# [OBJECTIVE]
Edit the records so that each occurrence of "curves" reads "curve-group", and leave every other character unchanged.

[Element position data]
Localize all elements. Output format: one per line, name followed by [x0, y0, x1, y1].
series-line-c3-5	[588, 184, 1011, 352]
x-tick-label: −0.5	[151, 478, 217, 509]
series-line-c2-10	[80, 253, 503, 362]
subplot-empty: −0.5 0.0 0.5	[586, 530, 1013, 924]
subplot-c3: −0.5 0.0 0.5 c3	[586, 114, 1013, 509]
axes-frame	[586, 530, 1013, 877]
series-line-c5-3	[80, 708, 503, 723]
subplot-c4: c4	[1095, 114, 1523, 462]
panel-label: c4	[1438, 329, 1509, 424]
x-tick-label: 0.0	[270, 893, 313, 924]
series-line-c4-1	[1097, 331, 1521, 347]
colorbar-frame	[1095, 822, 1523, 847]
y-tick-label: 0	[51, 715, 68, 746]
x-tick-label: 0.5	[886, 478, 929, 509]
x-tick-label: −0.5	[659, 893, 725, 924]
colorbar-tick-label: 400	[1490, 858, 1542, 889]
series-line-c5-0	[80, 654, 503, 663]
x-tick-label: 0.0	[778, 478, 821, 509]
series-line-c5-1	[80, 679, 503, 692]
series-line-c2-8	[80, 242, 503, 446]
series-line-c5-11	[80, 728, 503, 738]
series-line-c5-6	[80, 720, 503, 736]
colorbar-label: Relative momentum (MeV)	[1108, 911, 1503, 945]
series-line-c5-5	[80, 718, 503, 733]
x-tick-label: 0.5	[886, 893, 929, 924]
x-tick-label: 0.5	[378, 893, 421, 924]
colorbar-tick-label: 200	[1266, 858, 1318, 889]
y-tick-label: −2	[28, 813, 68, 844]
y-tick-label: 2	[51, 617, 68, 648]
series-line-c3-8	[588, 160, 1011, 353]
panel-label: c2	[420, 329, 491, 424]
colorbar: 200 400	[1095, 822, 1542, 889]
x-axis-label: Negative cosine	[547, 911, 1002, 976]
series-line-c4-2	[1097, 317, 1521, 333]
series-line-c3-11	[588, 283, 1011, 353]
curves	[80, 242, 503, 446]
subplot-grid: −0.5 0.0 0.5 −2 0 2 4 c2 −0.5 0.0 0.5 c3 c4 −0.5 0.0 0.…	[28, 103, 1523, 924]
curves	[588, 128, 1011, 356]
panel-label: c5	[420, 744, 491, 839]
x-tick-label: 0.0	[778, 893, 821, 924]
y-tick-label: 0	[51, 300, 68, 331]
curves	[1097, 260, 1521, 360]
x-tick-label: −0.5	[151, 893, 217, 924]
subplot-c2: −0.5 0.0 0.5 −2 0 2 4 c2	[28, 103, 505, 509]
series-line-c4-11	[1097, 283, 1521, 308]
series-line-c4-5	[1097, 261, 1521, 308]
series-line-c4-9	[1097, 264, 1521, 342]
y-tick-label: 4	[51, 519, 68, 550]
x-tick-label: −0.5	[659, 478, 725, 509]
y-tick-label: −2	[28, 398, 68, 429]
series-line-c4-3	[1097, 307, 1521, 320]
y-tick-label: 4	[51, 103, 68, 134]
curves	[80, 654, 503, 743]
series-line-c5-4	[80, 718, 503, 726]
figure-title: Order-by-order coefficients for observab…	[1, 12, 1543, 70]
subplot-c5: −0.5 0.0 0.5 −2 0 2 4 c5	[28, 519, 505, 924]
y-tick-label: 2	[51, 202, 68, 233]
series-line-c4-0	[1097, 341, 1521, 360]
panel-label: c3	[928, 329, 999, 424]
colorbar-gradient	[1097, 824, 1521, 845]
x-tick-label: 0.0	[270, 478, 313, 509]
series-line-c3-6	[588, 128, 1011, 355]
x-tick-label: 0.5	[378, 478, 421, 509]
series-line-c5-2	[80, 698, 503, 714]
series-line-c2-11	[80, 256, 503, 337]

# [THE OUTPUT]
Localize all elements. Output format: one per line, name followed by [x0, y0, x1, y1].
series-line-c3-5	[588, 184, 1011, 352]
x-tick-label: −0.5	[151, 478, 217, 509]
series-line-c2-10	[80, 253, 503, 362]
subplot-empty: −0.5 0.0 0.5	[586, 530, 1013, 924]
subplot-c3: −0.5 0.0 0.5 c3	[586, 114, 1013, 509]
axes-frame	[586, 530, 1013, 877]
series-line-c5-3	[80, 708, 503, 723]
subplot-c4: c4	[1095, 114, 1523, 462]
panel-label: c4	[1438, 329, 1509, 424]
x-tick-label: 0.0	[270, 893, 313, 924]
series-line-c4-1	[1097, 331, 1521, 347]
colorbar-frame	[1095, 822, 1523, 847]
y-tick-label: 0	[51, 715, 68, 746]
x-tick-label: 0.5	[886, 478, 929, 509]
x-tick-label: −0.5	[659, 893, 725, 924]
colorbar-tick-label: 400	[1490, 858, 1542, 889]
series-line-c5-0	[80, 654, 503, 663]
x-tick-label: 0.0	[778, 478, 821, 509]
series-line-c5-1	[80, 679, 503, 692]
series-line-c2-8	[80, 242, 503, 446]
series-line-c5-11	[80, 728, 503, 738]
series-line-c5-6	[80, 720, 503, 736]
colorbar-label: Relative momentum (MeV)	[1108, 911, 1503, 945]
series-line-c5-5	[80, 718, 503, 733]
x-tick-label: 0.5	[886, 893, 929, 924]
x-tick-label: 0.5	[378, 893, 421, 924]
colorbar-tick-label: 200	[1266, 858, 1318, 889]
y-tick-label: −2	[28, 813, 68, 844]
y-tick-label: 2	[51, 617, 68, 648]
series-line-c3-8	[588, 160, 1011, 353]
panel-label: c2	[420, 329, 491, 424]
colorbar: 200 400	[1095, 822, 1542, 889]
x-axis-label: Negative cosine	[547, 911, 1002, 976]
series-line-c4-2	[1097, 317, 1521, 333]
series-line-c3-11	[588, 283, 1011, 353]
curve-group	[80, 242, 503, 446]
subplot-grid: −0.5 0.0 0.5 −2 0 2 4 c2 −0.5 0.0 0.5 c3 c4 −0.5 0.0 0.…	[28, 103, 1523, 924]
curve-group	[588, 128, 1011, 356]
panel-label: c5	[420, 744, 491, 839]
x-tick-label: 0.0	[778, 893, 821, 924]
y-tick-label: 0	[51, 300, 68, 331]
curve-group	[1097, 260, 1521, 360]
x-tick-label: −0.5	[151, 893, 217, 924]
subplot-c2: −0.5 0.0 0.5 −2 0 2 4 c2	[28, 103, 505, 509]
series-line-c4-11	[1097, 283, 1521, 308]
series-line-c4-5	[1097, 261, 1521, 308]
series-line-c4-9	[1097, 264, 1521, 342]
y-tick-label: 4	[51, 519, 68, 550]
x-tick-label: −0.5	[659, 478, 725, 509]
y-tick-label: −2	[28, 398, 68, 429]
series-line-c4-3	[1097, 307, 1521, 320]
y-tick-label: 4	[51, 103, 68, 134]
curve-group	[80, 654, 503, 743]
series-line-c5-4	[80, 718, 503, 726]
figure-title: Order-by-order coefficients for observab…	[1, 12, 1543, 70]
subplot-c5: −0.5 0.0 0.5 −2 0 2 4 c5	[28, 519, 505, 924]
y-tick-label: 2	[51, 202, 68, 233]
series-line-c4-0	[1097, 341, 1521, 360]
panel-label: c3	[928, 329, 999, 424]
colorbar-gradient	[1097, 824, 1521, 845]
x-tick-label: 0.0	[270, 478, 313, 509]
series-line-c3-6	[588, 128, 1011, 355]
x-tick-label: 0.5	[378, 478, 421, 509]
series-line-c5-2	[80, 698, 503, 714]
series-line-c2-11	[80, 256, 503, 337]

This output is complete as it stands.